Dataset items:
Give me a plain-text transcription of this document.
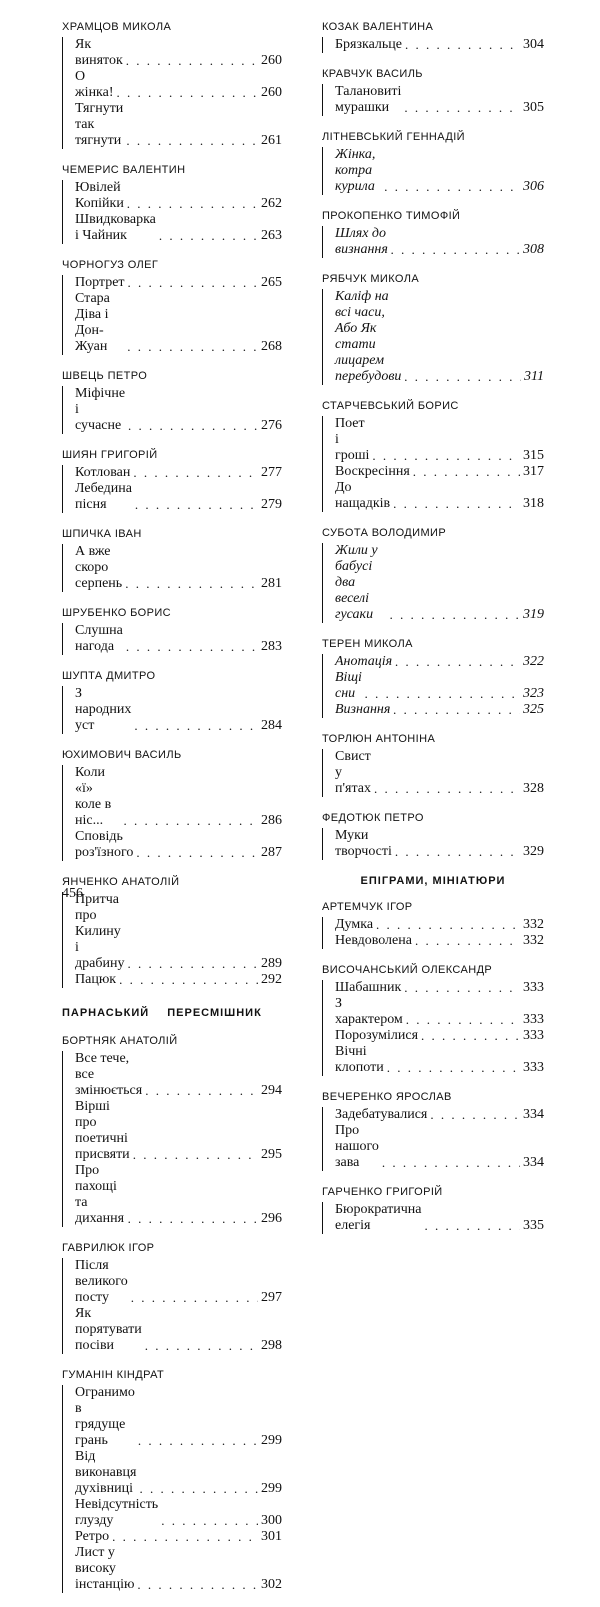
ХРАМЦОВ МИКОЛА
Як виняток . . .	260
О жінка! . . .	260
Тягнути так тягнути . . .	261
ЧЕМЕРИС ВАЛЕНТИН
Ювілей Копійки . . .	262
Швидковарка і Чайник . . .	263
ЧОРНОГУЗ ОЛЕГ
Портрет . . .	265
Стара Діва і Дон-Жуан . . .	268
ШВЕЦЬ ПЕТРО
Міфічне і сучасне . . .	276
ШИЯН ГРИГОРІЙ
Котлован . . .	277
Лебедина пісня . . .	279
ШПИЧКА ІВАН
А вже скоро серпень . . .	281
ШРУБЕНКО БОРИС
Слушна нагода . . .	283
ШУПТА ДМИТРО
З народних уст . . .	284
ЮХИМОВИЧ ВАСИЛЬ
Коли «ї» коле в ніс... . . .	286
Сповідь роз'їзного . . .	287
ЯНЧЕНКО АНАТОЛІЙ
Притча про Килину
і драбину . . .	289
Пацюк . . .	292
ПАРНАСЬКИЙ ПЕРЕСМІШНИК
БОРТНЯК АНАТОЛІЙ
Все тече, все змінюється . . .	294
Вірші про поетичні
присвяти . . .	295
Про пахощі та дихання . . .	296
ГАВРИЛЮК ІГОР
Після великого посту . . .	297
Як порятувати посіви . . .	298
ГУМАНІН КІНДРАТ
Огранимо в грядуще
грань . . .	299
Від виконавця духівниці . . .	299
Невідсутність глузду . . .	300
Ретро . . .	301
Лист у високу інстанцію . . .	302
КОЗАК ВАЛЕНТИНА
Брязкальце . . .	304
КРАВЧУК ВАСИЛЬ
Талановиті мурашки . . .	305
ЛІТНЕВСЬКИЙ ГЕННАДІЙ
Жінка, котра курила . . .	306
ПРОКОПЕНКО ТИМОФІЙ
Шлях до визнання . . .	308
РЯБЧУК МИКОЛА
Каліф на всі часи,
Або Як стати лицарем
перебудови . . .	311
СТАРЧЕВСЬКИЙ БОРИС
Поет і гроші . . .	315
Воскресіння . . .	317
До нащадків . . .	318
СУБОТА ВОЛОДИМИР
Жили у бабусі два веселі
гусаки . . .	319
ТЕРЕН МИКОЛА
Анотація . . .	322
Віщі сни . . .	323
Визнання . . .	325
ТОРЛЮН АНТОНІНА
Свист у п'ятах . . .	328
ФЕДОТЮК ПЕТРО
Муки творчості . . .	329
ЕПІГРАМИ, МІНІАТЮРИ
АРТЕМЧУК ІГОР
Думка . . .	332
Невдоволена . . .	332
ВИСОЧАНСЬКИЙ ОЛЕКСАНДР
Шабашник . . .	333
З характером . . .	333
Порозумілися . . .	333
Вічні клопоти . . .	333
ВЕЧЕРЕНКО ЯРОСЛАВ
Задебатувалися . . .	334
Про нашого зава . . .	334
ГАРЧЕНКО ГРИГОРІЙ
Бюрократична елегія . . .	335
456
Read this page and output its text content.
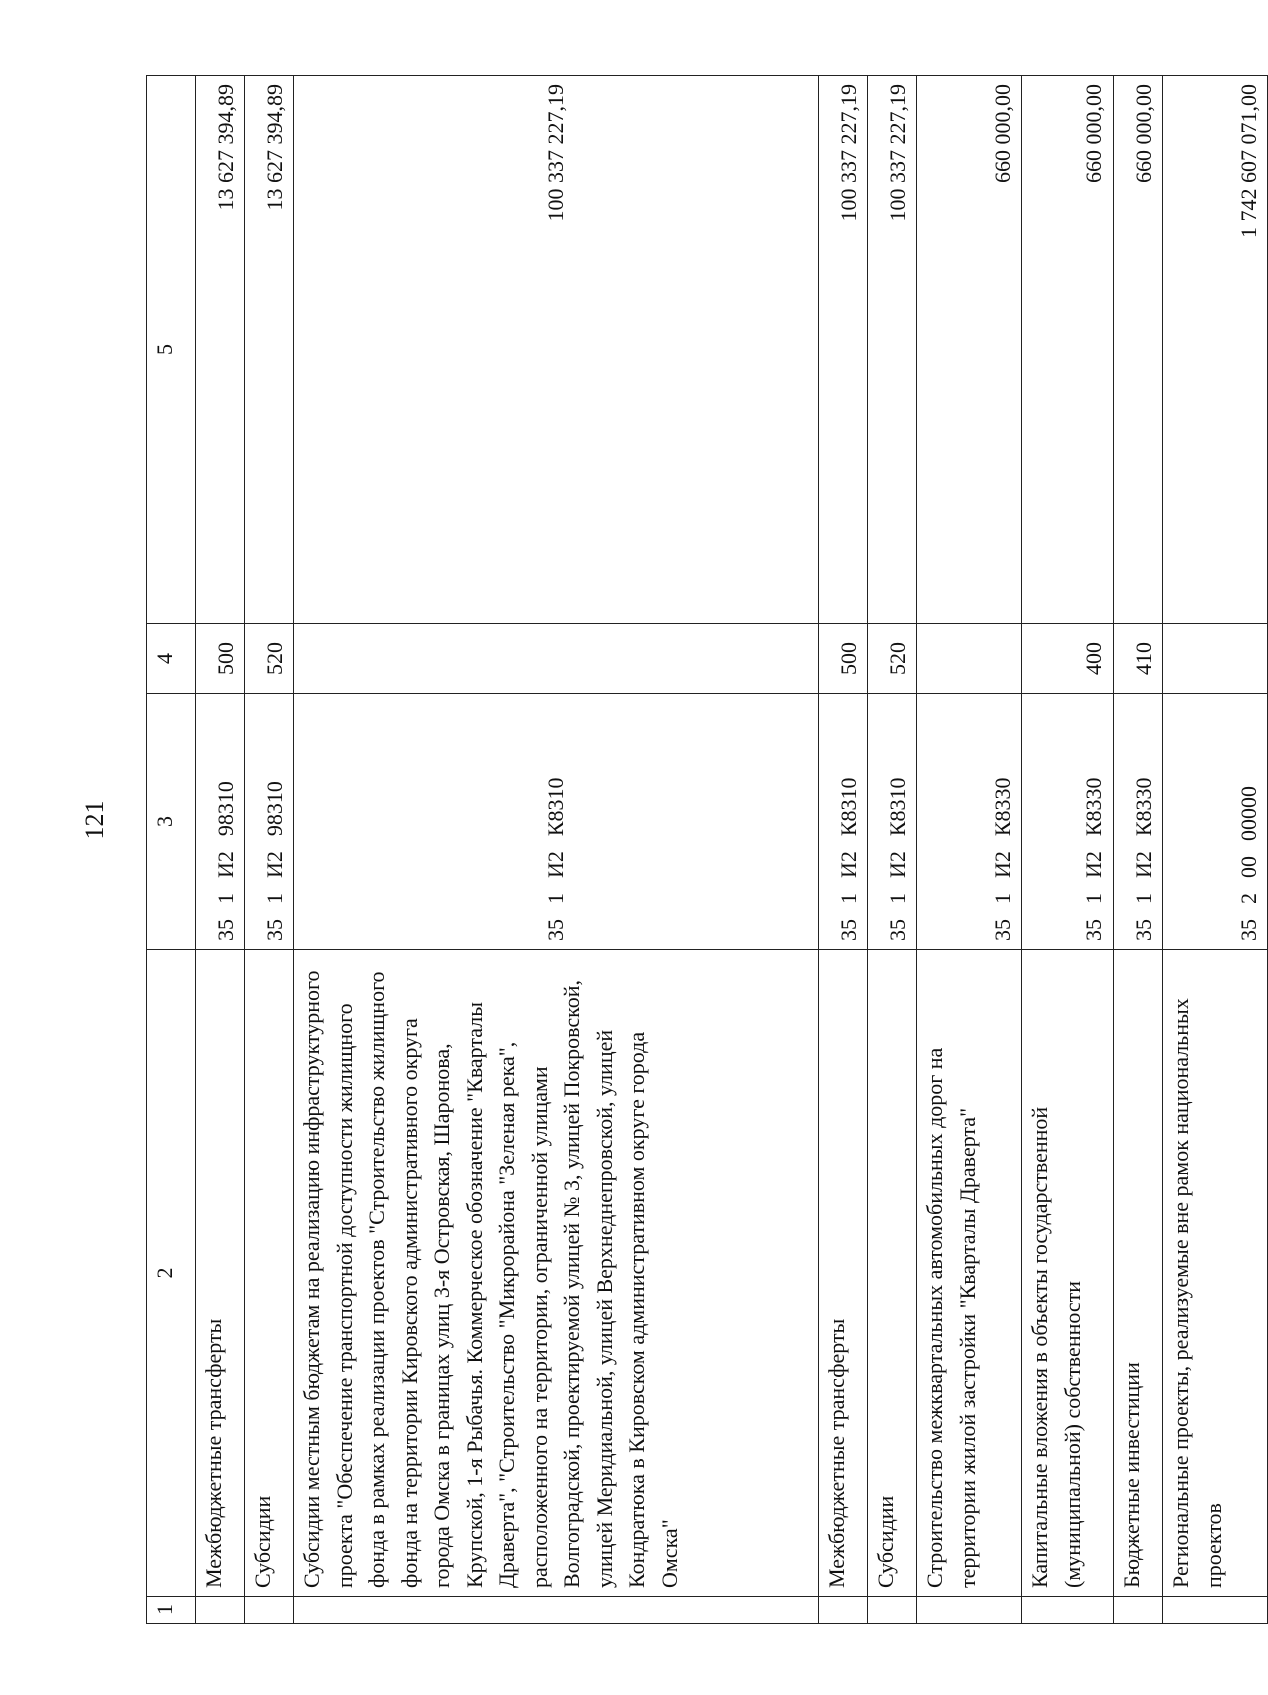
121
1	2	3	4	5
	Межбюджетные трансферты	35  1  И2  98310	500	13 627 394,89
	Субсидии	35  1  И2  98310	520	13 627 394,89
	Субсидии местным бюджетам на реализацию инфраструктурного проекта "Обеспечение транспортной доступности жилищного фонда в рамках реализации проектов "Строительство жилищного фонда на территории Кировского административного округа города Омска в границах улиц 3-я Островская, Шаронова, Крупской, 1-я Рыбачья. Коммерческое обозначение "Кварталы Драверта", "Строительство "Микрорайона "Зеленая река", расположенного на территории, ограниченной улицами Волгоградской, проектируемой улицей № 3, улицей Покровской, улицей Меридиальной, улицей Верхнеднепровской, улицей Кондратюка в Кировском административном округе города Омска"	35  1  И2  К8310		100 337 227,19
	Межбюджетные трансферты	35  1  И2  К8310	500	100 337 227,19
	Субсидии	35  1  И2  К8310	520	100 337 227,19
	Строительство межквартальных автомобильных дорог на территории жилой застройки "Кварталы Драверта"	35  1  И2  К8330		660 000,00
	Капитальные вложения в объекты государственной (муниципальной) собственности	35  1  И2  К8330	400	660 000,00
	Бюджетные инвестиции	35  1  И2  К8330	410	660 000,00
	Региональные проекты, реализуемые вне рамок национальных проектов	35  2  00  00000		1 742 607 071,00
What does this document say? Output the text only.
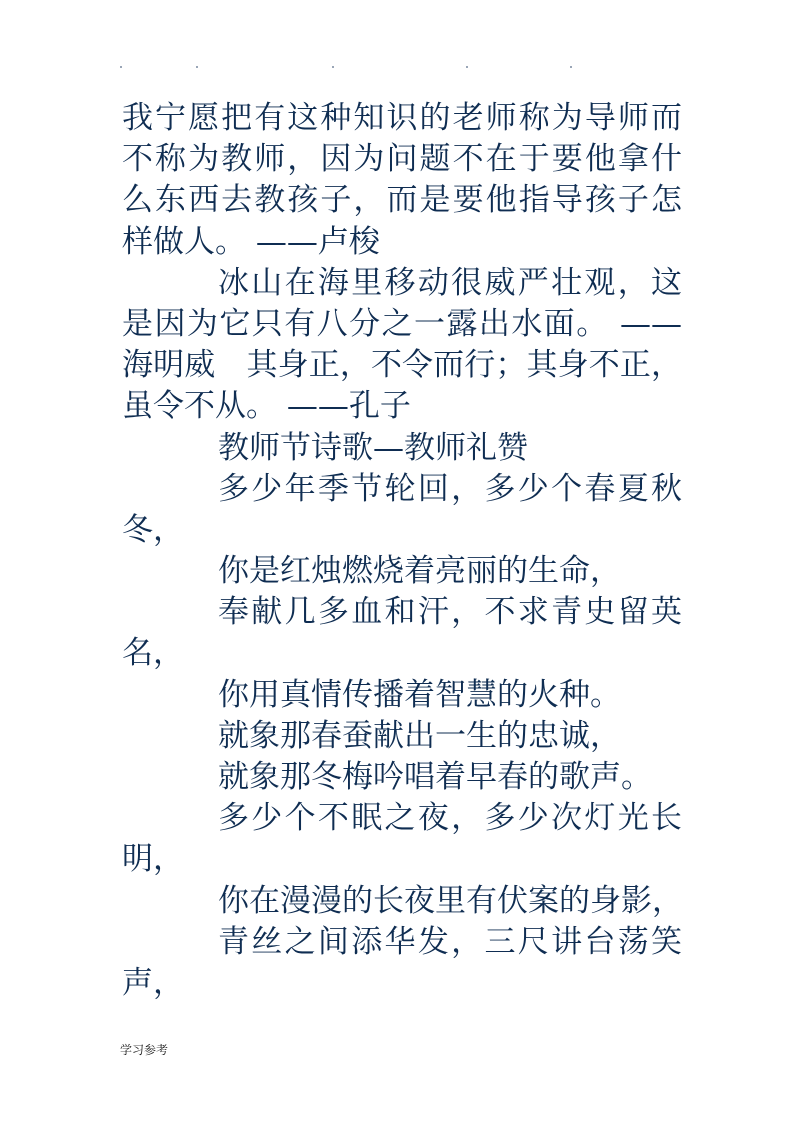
我宁愿把有这种知识的老师称为导师而
不称为教师，因为问题不在于要他拿什
么东西去教孩子，而是要他指导孩子怎
样做人。 ——卢梭
冰山在海里移动很威严壮观，这
是因为它只有八分之一露出水面。 ——
海明威　其身正，不令而行；其身不正，
虽令不从。 ——孔子
教师节诗歌—教师礼赞
多少年季节轮回，多少个春夏秋
冬，
你是红烛燃烧着亮丽的生命，
奉献几多血和汗，不求青史留英
名，
你用真情传播着智慧的火种。
就象那春蚕献出一生的忠诚，
就象那冬梅吟唱着早春的歌声。
多少个不眠之夜，多少次灯光长
明，
你在漫漫的长夜里有伏案的身影，
青丝之间添华发，三尺讲台荡笑
声，
学习参考
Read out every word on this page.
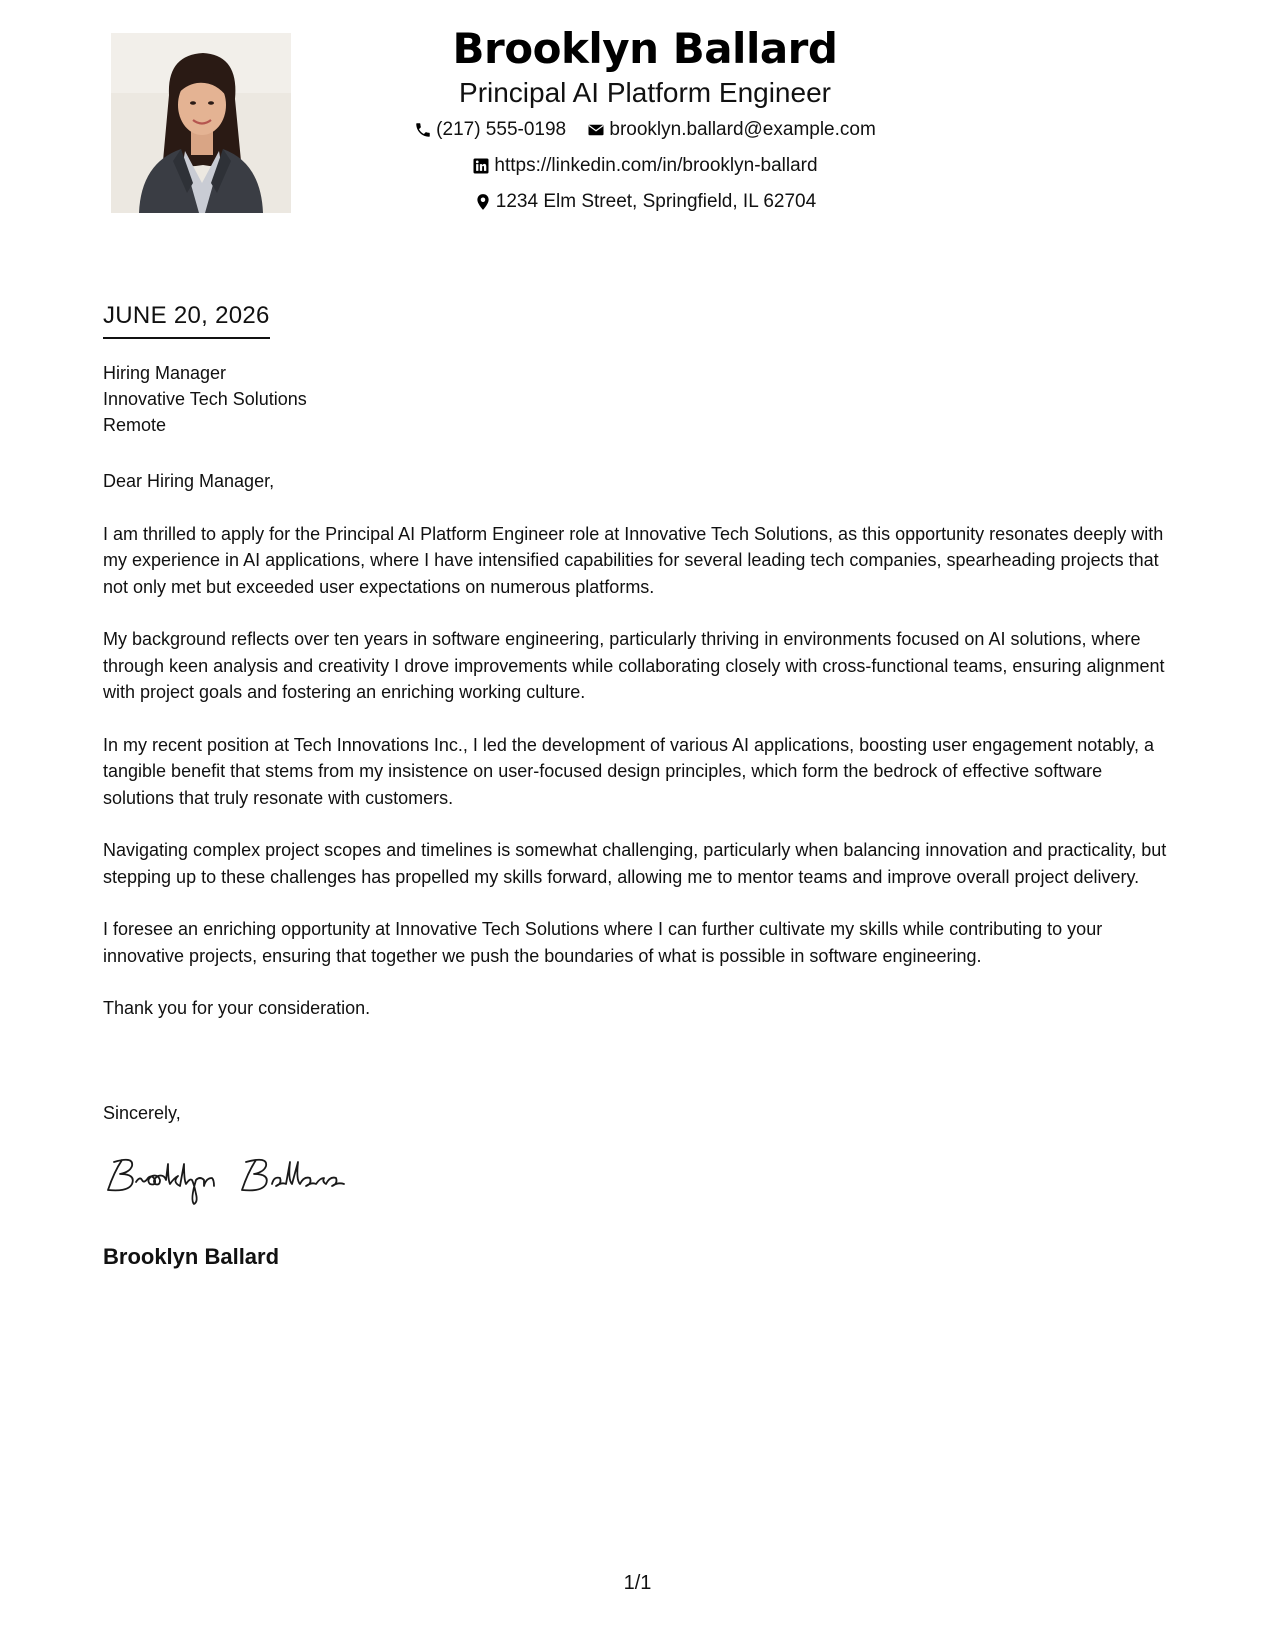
Brooklyn Ballard
Principal AI Platform Engineer
(217) 555-0198
brooklyn.ballard@example.com
https://linkedin.com/in/brooklyn-ballard
1234 Elm Street, Springfield, IL 62704
JUNE 20, 2026
Hiring Manager
Innovative Tech Solutions
Remote

Dear Hiring Manager,

I am thrilled to apply for the Principal AI Platform Engineer role at Innovative Tech Solutions, as this opportunity resonates deeply with my experience in AI applications, where I have intensified capabilities for several leading tech companies, spearheading projects that not only met but exceeded user expectations on numerous platforms.

My background reflects over ten years in software engineering, particularly thriving in environments focused on AI solutions, where through keen analysis and creativity I drove improvements while collaborating closely with cross-functional teams, ensuring alignment with project goals and fostering an enriching working culture.

In my recent position at Tech Innovations Inc., I led the development of various AI applications, boosting user engagement notably, a tangible benefit that stems from my insistence on user-focused design principles, which form the bedrock of effective software solutions that truly resonate with customers.

Navigating complex project scopes and timelines is somewhat challenging, particularly when balancing innovation and practicality, but stepping up to these challenges has propelled my skills forward, allowing me to mentor teams and improve overall project delivery.

I foresee an enriching opportunity at Innovative Tech Solutions where I can further cultivate my skills while contributing to your innovative projects, ensuring that together we push the boundaries of what is possible in software engineering.

Thank you for your consideration.

Sincerely,
Brooklyn Ballard
1/1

__Challenge__. Give an exact copy of the material, leaving out every picture.

__Result for this task__.
Give me a plain-text transcription of this document.
ХРАМЦОВ МИКОЛА
Як виняток . . .	260
О жінка! . . .	260
Тягнути так тягнути . . .	261
ЧЕМЕРИС ВАЛЕНТИН
Ювілей Копійки . . .	262
Швидковарка і Чайник . . .	263
ЧОРНОГУЗ ОЛЕГ
Портрет . . .	265
Стара Діва і Дон-Жуан . . .	268
ШВЕЦЬ ПЕТРО
Міфічне і сучасне . . .	276
ШИЯН ГРИГОРІЙ
Котлован . . .	277
Лебедина пісня . . .	279
ШПИЧКА ІВАН
А вже скоро серпень . . .	281
ШРУБЕНКО БОРИС
Слушна нагода . . .	283
ШУПТА ДМИТРО
З народних уст . . .	284
ЮХИМОВИЧ ВАСИЛЬ
Коли «ї» коле в ніс... . . .	286
Сповідь роз'їзного . . .	287
ЯНЧЕНКО АНАТОЛІЙ
Притча про Килину
і драбину . . .	289
Пацюк . . .	292
ПАРНАСЬКИЙ ПЕРЕСМІШНИК
БОРТНЯК АНАТОЛІЙ
Все тече, все змінюється . . .	294
Вірші про поетичні
присвяти . . .	295
Про пахощі та дихання . . .	296
ГАВРИЛЮК ІГОР
Після великого посту . . .	297
Як порятувати посіви . . .	298
ГУМАНІН КІНДРАТ
Огранимо в грядуще
грань . . .	299
Від виконавця духівниці . . .	299
Невідсутність глузду . . .	300
Ретро . . .	301
Лист у високу інстанцію . . .	302
КОЗАК ВАЛЕНТИНА
Брязкальце . . .	304
КРАВЧУК ВАСИЛЬ
Талановиті мурашки . . .	305
ЛІТНЕВСЬКИЙ ГЕННАДІЙ
Жінка, котра курила . . .	306
ПРОКОПЕНКО ТИМОФІЙ
Шлях до визнання . . .	308
РЯБЧУК МИКОЛА
Каліф на всі часи,
Або Як стати лицарем
перебудови . . .	311
СТАРЧЕВСЬКИЙ БОРИС
Поет і гроші . . .	315
Воскресіння . . .	317
До нащадків . . .	318
СУБОТА ВОЛОДИМИР
Жили у бабусі два веселі
гусаки . . .	319
ТЕРЕН МИКОЛА
Анотація . . .	322
Віщі сни . . .	323
Визнання . . .	325
ТОРЛЮН АНТОНІНА
Свист у п'ятах . . .	328
ФЕДОТЮК ПЕТРО
Муки творчості . . .	329
ЕПІГРАМИ, МІНІАТЮРИ
АРТЕМЧУК ІГОР
Думка . . .	332
Невдоволена . . .	332
ВИСОЧАНСЬКИЙ ОЛЕКСАНДР
Шабашник . . .	333
З характером . . .	333
Порозумілися . . .	333
Вічні клопоти . . .	333
ВЕЧЕРЕНКО ЯРОСЛАВ
Задебатувалися . . .	334
Про нашого зава . . .	334
ГАРЧЕНКО ГРИГОРІЙ
Бюрократична елегія . . .	335
456
Read this page and output its text content.
121
1	2	3	4	5
	Межбюджетные трансферты	35  1  И2  98310	500	13 627 394,89
	Субсидии	35  1  И2  98310	520	13 627 394,89
	Субсидии местным бюджетам на реализацию инфраструктурного проекта "Обеспечение транспортной доступности жилищного фонда в рамках реализации проектов "Строительство жилищного фонда на территории Кировского административного округа города Омска в границах улиц 3-я Островская, Шаронова, Крупской, 1-я Рыбачья. Коммерческое обозначение "Кварталы Драверта", "Строительство "Микрорайона "Зеленая река", расположенного на территории, ограниченной улицами Волгоградской, проектируемой улицей № 3, улицей Покровской, улицей Меридиальной, улицей Верхнеднепровской, улицей Кондратюка в Кировском административном округе города Омска"	35  1  И2  К8310		100 337 227,19
	Межбюджетные трансферты	35  1  И2  К8310	500	100 337 227,19
	Субсидии	35  1  И2  К8310	520	100 337 227,19
	Строительство межквартальных автомобильных дорог на территории жилой застройки "Кварталы Драверта"	35  1  И2  К8330		660 000,00
	Капитальные вложения в объекты государственной (муниципальной) собственности	35  1  И2  К8330	400	660 000,00
	Бюджетные инвестиции	35  1  И2  К8330	410	660 000,00
	Региональные проекты, реализуемые вне рамок национальных проектов	35  2  00  00000		1 742 607 071,00
What does this document say? Output the text only.
我宁愿把有这种知识的老师称为导师而
不称为教师，因为问题不在于要他拿什
么东西去教孩子，而是要他指导孩子怎
样做人。 ——卢梭
冰山在海里移动很威严壮观，这
是因为它只有八分之一露出水面。 ——
海明威　其身正，不令而行；其身不正，
虽令不从。 ——孔子
教师节诗歌—教师礼赞
多少年季节轮回，多少个春夏秋
冬，
你是红烛燃烧着亮丽的生命，
奉献几多血和汗，不求青史留英
名，
你用真情传播着智慧的火种。
就象那春蚕献出一生的忠诚，
就象那冬梅吟唱着早春的歌声。
多少个不眠之夜，多少次灯光长
明，
你在漫漫的长夜里有伏案的身影，
青丝之间添华发，三尺讲台荡笑
声，
学习参考
Read out every word on this page.
Brooklyn Ballard
Principal AI Platform Engineer
(217) 555-0198
brooklyn.ballard@example.com
https://linkedin.com/in/brooklyn-ballard
1234 Elm Street, Springfield, IL 62704
JUNE 20, 2026
Hiring Manager
Innovative Tech Solutions
Remote

Dear Hiring Manager,

I am thrilled to apply for the Principal AI Platform Engineer role at Innovative Tech Solutions, as this opportunity resonates deeply with my experience in AI applications, where I have intensified capabilities for several leading tech companies, spearheading projects that not only met but exceeded user expectations on numerous platforms.

My background reflects over ten years in software engineering, particularly thriving in environments focused on AI solutions, where through keen analysis and creativity I drove improvements while collaborating closely with cross-functional teams, ensuring alignment with project goals and fostering an enriching working culture.

In my recent position at Tech Innovations Inc., I led the development of various AI applications, boosting user engagement notably, a tangible benefit that stems from my insistence on user-focused design principles, which form the bedrock of effective software solutions that truly resonate with customers.

Navigating complex project scopes and timelines is somewhat challenging, particularly when balancing innovation and practicality, but stepping up to these challenges has propelled my skills forward, allowing me to mentor teams and improve overall project delivery.

I foresee an enriching opportunity at Innovative Tech Solutions where I can further cultivate my skills while contributing to your innovative projects, ensuring that together we push the boundaries of what is possible in software engineering.

Thank you for your consideration.

Sincerely,
Brooklyn Ballard
1/1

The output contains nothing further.